• Material for the task:
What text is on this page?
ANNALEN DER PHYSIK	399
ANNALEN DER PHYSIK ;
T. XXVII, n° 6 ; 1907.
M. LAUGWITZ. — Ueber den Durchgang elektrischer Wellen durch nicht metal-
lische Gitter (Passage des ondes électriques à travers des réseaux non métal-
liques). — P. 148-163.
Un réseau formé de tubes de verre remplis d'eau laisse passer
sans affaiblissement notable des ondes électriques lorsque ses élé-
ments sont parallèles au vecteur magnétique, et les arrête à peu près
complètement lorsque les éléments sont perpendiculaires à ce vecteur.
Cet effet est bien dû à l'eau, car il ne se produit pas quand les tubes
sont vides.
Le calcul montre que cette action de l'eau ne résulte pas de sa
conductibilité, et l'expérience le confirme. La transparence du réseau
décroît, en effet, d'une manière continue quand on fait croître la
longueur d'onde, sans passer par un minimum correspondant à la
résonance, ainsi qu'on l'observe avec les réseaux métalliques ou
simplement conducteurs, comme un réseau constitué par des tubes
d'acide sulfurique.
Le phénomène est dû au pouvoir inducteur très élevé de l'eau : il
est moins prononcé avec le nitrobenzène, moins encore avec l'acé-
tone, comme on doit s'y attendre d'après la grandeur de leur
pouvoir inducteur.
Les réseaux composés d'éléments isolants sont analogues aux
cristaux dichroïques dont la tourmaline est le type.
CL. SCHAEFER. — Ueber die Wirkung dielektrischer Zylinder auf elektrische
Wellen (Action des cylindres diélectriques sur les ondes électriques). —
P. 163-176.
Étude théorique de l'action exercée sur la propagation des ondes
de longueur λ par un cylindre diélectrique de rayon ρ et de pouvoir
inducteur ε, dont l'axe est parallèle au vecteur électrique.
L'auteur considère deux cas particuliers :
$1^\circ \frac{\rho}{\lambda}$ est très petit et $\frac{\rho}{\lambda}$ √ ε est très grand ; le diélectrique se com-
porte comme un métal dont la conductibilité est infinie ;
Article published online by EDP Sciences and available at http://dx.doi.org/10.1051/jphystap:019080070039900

• Given request: Write out each line of the data that holds the string "inducteur".

• Exercise output:
Le phénomène est dû au pouvoir inducteur très élevé de l'eau : il
pouvoir inducteur.
inducteur ε, dont l'axe est parallèle au vecteur électrique.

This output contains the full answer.